• [Short exercise]: Please copy every line of the records below that holds the word "Answers".

═══ Data for processing

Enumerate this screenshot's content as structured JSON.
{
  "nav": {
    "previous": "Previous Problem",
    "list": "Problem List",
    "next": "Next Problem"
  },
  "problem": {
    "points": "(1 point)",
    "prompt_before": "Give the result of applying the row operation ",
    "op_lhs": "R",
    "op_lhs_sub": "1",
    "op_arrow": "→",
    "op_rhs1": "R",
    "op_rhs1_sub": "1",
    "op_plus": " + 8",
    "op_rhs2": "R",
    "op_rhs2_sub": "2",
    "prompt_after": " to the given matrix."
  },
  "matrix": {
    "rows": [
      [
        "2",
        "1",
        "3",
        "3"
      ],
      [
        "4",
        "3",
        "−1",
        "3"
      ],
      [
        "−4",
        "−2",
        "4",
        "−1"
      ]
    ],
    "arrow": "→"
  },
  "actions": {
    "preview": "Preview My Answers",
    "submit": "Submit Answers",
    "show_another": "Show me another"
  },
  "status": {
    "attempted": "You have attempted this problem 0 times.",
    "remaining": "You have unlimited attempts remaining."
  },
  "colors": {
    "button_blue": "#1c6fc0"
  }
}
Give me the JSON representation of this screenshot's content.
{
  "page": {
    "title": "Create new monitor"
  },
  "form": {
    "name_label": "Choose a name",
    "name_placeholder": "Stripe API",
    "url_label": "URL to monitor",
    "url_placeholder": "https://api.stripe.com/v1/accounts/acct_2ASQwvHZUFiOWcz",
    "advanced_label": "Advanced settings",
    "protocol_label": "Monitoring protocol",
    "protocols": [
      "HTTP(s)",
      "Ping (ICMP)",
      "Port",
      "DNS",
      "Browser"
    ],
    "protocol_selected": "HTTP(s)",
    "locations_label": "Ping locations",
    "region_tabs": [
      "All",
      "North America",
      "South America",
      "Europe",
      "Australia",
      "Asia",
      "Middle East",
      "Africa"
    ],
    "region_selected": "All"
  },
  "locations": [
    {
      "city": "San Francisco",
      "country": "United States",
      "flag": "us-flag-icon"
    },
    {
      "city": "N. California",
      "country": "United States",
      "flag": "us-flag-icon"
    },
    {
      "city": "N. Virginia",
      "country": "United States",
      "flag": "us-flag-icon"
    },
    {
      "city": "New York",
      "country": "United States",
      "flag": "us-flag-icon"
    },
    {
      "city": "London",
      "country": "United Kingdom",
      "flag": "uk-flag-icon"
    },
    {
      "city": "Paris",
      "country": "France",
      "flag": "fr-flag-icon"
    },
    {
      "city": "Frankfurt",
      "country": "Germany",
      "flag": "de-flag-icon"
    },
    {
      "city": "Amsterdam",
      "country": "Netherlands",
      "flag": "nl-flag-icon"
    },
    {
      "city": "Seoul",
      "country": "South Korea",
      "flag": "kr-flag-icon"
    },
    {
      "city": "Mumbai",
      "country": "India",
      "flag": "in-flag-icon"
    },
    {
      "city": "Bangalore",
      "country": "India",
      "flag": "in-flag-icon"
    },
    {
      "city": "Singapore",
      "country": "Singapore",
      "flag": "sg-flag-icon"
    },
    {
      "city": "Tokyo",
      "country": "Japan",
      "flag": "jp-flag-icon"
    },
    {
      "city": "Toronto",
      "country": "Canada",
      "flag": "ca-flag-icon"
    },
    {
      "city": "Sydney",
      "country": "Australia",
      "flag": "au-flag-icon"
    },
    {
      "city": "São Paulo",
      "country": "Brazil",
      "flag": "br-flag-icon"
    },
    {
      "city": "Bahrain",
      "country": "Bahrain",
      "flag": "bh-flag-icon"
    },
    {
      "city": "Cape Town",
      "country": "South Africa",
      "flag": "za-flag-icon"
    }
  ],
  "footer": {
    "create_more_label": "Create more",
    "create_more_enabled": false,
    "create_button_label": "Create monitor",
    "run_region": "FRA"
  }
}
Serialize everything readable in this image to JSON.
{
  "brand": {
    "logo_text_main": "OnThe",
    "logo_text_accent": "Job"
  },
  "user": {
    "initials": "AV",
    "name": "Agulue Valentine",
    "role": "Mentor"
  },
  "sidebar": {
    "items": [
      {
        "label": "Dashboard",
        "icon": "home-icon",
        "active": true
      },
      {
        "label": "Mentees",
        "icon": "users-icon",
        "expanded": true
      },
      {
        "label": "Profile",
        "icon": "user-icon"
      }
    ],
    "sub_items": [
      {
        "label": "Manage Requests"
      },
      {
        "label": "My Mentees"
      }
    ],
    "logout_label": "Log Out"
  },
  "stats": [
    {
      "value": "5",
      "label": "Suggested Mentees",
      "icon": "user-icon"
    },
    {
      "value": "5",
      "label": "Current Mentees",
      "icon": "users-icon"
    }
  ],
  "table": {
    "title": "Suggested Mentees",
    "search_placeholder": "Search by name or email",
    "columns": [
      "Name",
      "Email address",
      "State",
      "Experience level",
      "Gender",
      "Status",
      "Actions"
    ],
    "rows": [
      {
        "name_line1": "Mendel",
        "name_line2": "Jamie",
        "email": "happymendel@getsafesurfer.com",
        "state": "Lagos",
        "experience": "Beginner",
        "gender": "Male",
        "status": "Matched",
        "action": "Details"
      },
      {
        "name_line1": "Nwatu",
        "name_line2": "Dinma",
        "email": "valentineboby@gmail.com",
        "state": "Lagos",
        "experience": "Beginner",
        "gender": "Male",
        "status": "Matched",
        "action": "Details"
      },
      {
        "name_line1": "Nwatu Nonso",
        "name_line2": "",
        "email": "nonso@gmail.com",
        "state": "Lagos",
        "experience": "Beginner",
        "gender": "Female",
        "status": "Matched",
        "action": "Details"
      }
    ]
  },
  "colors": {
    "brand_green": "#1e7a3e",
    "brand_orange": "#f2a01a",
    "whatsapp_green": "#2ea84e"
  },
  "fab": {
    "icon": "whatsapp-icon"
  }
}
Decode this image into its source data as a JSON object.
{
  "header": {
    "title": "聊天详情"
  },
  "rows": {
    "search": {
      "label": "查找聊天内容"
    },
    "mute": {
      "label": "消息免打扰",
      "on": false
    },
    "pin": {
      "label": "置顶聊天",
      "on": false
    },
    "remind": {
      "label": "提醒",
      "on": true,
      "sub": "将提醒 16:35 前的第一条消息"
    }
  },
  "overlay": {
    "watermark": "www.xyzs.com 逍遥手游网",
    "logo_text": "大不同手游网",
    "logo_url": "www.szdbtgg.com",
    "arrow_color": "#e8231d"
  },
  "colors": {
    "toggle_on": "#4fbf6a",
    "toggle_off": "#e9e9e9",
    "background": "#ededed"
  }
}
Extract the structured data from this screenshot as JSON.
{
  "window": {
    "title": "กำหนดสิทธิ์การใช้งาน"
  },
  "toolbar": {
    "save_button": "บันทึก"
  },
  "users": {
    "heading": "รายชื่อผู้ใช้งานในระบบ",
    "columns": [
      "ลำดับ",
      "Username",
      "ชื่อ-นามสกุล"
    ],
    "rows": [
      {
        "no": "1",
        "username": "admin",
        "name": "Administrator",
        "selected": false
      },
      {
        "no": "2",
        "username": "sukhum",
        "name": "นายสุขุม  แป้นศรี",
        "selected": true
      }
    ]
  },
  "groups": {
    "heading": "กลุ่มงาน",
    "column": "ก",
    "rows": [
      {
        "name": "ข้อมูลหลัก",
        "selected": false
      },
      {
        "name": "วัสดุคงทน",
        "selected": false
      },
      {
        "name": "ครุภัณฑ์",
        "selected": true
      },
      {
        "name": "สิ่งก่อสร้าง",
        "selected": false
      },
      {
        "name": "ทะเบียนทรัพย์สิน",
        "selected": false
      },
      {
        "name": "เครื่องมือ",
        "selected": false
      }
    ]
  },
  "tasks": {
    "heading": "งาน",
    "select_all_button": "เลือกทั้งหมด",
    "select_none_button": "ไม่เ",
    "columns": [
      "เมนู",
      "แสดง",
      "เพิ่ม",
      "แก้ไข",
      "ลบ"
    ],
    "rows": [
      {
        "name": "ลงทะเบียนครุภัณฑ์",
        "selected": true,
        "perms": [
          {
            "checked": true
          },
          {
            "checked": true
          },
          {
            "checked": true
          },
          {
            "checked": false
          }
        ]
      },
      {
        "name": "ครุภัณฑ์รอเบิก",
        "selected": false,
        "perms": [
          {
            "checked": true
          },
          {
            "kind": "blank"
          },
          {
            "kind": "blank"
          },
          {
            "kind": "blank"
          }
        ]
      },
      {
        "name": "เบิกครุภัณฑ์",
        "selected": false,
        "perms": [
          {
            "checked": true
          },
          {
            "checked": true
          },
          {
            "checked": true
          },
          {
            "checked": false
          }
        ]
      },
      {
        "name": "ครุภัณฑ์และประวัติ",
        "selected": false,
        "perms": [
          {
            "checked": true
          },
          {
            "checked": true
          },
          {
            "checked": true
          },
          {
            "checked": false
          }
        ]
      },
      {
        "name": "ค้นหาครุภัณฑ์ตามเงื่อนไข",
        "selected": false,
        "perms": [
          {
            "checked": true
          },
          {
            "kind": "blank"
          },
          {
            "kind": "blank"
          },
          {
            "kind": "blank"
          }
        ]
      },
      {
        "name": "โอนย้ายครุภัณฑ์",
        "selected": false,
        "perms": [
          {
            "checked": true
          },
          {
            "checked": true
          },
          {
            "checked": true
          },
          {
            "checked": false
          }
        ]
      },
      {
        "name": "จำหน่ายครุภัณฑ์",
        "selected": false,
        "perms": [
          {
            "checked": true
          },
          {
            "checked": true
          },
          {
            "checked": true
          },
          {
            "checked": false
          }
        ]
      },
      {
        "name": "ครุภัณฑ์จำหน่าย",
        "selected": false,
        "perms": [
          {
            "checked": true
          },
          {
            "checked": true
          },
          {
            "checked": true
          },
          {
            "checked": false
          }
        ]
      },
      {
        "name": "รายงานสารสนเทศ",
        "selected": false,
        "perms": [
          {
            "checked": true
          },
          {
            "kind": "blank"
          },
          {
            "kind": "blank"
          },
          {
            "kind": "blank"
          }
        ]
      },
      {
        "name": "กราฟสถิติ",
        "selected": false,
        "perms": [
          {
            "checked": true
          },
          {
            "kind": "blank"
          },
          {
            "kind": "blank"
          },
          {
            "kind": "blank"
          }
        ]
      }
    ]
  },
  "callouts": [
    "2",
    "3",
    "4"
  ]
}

══════

• [Finished answer]:
    "preview": "Preview My Answers",
    "submit": "Submit Answers",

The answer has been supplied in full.